## LISTED RECORDS
⟨
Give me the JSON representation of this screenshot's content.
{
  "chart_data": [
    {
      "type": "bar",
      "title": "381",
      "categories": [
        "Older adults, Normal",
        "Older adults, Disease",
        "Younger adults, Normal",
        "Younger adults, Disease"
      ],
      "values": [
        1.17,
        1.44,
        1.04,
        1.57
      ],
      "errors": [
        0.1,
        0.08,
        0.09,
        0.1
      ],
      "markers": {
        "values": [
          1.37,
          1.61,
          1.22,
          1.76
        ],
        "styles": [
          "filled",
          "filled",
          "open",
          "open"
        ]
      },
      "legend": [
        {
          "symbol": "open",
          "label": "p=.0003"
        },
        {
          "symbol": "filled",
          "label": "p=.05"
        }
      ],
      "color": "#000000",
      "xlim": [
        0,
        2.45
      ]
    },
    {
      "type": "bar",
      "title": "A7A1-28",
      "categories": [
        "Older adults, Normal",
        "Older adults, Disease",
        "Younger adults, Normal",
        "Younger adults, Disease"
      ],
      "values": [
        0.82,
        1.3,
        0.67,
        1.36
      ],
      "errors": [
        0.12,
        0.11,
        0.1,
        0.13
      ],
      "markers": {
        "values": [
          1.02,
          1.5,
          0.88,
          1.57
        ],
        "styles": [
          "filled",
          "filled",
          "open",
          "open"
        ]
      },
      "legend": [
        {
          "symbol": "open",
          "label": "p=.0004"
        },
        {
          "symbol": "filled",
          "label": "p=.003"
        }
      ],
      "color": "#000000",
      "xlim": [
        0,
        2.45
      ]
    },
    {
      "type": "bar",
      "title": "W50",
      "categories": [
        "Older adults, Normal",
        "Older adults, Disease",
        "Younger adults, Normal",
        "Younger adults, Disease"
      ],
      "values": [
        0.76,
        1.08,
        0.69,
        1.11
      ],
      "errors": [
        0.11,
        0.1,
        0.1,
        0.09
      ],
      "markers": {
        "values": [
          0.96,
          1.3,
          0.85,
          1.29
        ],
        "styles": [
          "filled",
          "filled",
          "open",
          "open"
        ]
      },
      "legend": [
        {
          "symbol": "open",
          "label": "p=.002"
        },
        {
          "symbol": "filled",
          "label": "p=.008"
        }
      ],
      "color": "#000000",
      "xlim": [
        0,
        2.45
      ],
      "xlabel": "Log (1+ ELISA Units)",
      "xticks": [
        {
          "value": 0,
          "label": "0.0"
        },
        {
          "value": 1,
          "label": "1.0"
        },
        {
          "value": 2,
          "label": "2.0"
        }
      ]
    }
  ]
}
⟩
## THE PROBLEM
Restate every entry word for word.

## CORRECT ANSWER
Give me the JSON representation of this screenshot's content.
{
  "chart_data": [
    {
      "type": "bar",
      "title": "381",
      "categories": [
        "Older adults, Normal",
        "Older adults, Disease",
        "Younger adults, Normal",
        "Younger adults, Disease"
      ],
      "values": [
        1.17,
        1.44,
        1.04,
        1.57
      ],
      "errors": [
        0.1,
        0.08,
        0.09,
        0.1
      ],
      "markers": {
        "values": [
          1.37,
          1.61,
          1.22,
          1.76
        ],
        "styles": [
          "filled",
          "filled",
          "open",
          "open"
        ]
      },
      "legend": [
        {
          "symbol": "open",
          "label": "p=.0003"
        },
        {
          "symbol": "filled",
          "label": "p=.05"
        }
      ],
      "color": "#000000",
      "xlim": [
        0,
        2.45
      ]
    },
    {
      "type": "bar",
      "title": "A7A1-28",
      "categories": [
        "Older adults, Normal",
        "Older adults, Disease",
        "Younger adults, Normal",
        "Younger adults, Disease"
      ],
      "values": [
        0.82,
        1.3,
        0.67,
        1.36
      ],
      "errors": [
        0.12,
        0.11,
        0.1,
        0.13
      ],
      "markers": {
        "values": [
          1.02,
          1.5,
          0.88,
          1.57
        ],
        "styles": [
          "filled",
          "filled",
          "open",
          "open"
        ]
      },
      "legend": [
        {
          "symbol": "open",
          "label": "p=.0004"
        },
        {
          "symbol": "filled",
          "label": "p=.003"
        }
      ],
      "color": "#000000",
      "xlim": [
        0,
        2.45
      ]
    },
    {
      "type": "bar",
      "title": "W50",
      "categories": [
        "Older adults, Normal",
        "Older adults, Disease",
        "Younger adults, Normal",
        "Younger adults, Disease"
      ],
      "values": [
        0.76,
        1.08,
        0.69,
        1.11
      ],
      "errors": [
        0.11,
        0.1,
        0.1,
        0.09
      ],
      "markers": {
        "values": [
          0.96,
          1.3,
          0.85,
          1.29
        ],
        "styles": [
          "filled",
          "filled",
          "open",
          "open"
        ]
      },
      "legend": [
        {
          "symbol": "open",
          "label": "p=.002"
        },
        {
          "symbol": "filled",
          "label": "p=.008"
        }
      ],
      "color": "#000000",
      "xlim": [
        0,
        2.45
      ],
      "xlabel": "Log (1+ ELISA Units)",
      "xticks": [
        {
          "value": 0,
          "label": "0.0"
        },
        {
          "value": 1,
          "label": "1.0"
        },
        {
          "value": 2,
          "label": "2.0"
        }
      ]
    }
  ]
}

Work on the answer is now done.